- [Task instructions]: From the entries that follow, list every line in which the string "only" appears.

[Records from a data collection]

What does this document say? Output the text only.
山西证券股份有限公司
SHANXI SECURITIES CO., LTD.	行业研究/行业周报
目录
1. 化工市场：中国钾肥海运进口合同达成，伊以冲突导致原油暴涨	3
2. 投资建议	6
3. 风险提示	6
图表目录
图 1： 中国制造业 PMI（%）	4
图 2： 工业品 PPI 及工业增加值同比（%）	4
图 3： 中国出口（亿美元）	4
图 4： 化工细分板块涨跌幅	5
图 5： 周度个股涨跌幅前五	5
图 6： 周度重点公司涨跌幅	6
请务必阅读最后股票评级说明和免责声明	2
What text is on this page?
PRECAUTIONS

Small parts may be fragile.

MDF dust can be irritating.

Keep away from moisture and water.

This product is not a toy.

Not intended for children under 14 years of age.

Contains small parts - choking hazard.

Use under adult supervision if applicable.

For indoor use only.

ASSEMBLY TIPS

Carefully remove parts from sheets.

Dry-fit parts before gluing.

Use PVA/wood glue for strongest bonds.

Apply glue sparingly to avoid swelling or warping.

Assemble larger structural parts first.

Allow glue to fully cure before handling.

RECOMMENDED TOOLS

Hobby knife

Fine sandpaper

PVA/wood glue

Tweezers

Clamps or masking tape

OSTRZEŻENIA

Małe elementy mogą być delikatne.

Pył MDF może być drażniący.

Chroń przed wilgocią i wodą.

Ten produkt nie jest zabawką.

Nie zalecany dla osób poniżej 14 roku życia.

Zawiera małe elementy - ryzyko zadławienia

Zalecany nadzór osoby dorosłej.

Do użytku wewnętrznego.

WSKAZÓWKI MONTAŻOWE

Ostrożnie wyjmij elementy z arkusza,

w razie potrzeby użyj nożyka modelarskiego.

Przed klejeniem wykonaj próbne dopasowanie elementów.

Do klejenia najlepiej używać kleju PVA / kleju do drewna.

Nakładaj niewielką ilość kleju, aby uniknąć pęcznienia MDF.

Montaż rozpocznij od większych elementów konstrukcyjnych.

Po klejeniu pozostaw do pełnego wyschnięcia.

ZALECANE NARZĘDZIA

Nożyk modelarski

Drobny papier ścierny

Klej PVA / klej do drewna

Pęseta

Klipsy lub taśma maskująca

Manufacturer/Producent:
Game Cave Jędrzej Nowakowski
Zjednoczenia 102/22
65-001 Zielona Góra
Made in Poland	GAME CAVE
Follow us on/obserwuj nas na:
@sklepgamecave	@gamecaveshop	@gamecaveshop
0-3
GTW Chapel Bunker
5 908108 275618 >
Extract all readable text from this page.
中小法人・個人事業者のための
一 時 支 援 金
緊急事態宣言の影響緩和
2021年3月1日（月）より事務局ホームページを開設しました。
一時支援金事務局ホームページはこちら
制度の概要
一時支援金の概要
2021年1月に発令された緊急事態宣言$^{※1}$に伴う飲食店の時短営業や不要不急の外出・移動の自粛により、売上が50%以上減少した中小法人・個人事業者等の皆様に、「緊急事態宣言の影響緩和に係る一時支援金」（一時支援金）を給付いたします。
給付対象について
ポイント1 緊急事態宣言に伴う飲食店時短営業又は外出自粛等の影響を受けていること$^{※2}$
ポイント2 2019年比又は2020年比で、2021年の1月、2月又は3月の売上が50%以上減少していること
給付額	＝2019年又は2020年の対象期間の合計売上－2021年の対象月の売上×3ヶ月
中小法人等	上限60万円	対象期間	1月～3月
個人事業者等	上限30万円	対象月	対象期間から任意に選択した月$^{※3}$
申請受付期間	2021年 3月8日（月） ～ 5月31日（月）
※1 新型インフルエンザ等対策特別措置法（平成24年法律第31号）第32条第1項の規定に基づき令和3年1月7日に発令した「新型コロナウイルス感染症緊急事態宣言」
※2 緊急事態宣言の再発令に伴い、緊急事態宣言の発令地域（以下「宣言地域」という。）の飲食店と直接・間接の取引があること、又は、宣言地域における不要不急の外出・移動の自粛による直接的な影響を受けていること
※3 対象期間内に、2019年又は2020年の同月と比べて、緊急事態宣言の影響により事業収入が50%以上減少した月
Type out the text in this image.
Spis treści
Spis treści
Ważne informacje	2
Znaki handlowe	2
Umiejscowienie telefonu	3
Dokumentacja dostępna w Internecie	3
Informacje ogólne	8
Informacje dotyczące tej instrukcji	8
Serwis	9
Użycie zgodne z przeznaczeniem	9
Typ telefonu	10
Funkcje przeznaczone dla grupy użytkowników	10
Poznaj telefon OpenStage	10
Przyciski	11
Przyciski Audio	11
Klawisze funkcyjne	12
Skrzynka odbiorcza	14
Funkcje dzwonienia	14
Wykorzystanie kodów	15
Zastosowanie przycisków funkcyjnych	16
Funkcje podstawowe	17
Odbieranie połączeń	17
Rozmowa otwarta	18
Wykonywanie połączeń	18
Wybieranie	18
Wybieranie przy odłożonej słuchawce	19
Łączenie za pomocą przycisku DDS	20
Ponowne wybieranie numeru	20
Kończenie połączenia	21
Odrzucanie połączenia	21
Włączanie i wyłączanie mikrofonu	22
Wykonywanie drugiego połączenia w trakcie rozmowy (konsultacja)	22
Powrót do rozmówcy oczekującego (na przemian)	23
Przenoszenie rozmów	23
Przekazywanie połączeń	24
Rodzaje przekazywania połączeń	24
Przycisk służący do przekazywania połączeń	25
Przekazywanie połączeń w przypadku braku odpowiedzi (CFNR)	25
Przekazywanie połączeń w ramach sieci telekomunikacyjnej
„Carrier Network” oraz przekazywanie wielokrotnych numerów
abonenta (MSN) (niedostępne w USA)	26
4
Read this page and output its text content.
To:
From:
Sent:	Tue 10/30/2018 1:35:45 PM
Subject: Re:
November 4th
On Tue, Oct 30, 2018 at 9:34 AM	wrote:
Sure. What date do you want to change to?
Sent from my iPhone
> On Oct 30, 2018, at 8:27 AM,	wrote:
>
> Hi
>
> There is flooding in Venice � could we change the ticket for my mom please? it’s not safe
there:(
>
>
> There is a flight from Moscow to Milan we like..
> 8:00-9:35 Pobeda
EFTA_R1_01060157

- [Answer]:
What does this document say? Output the text only.
For indoor use only.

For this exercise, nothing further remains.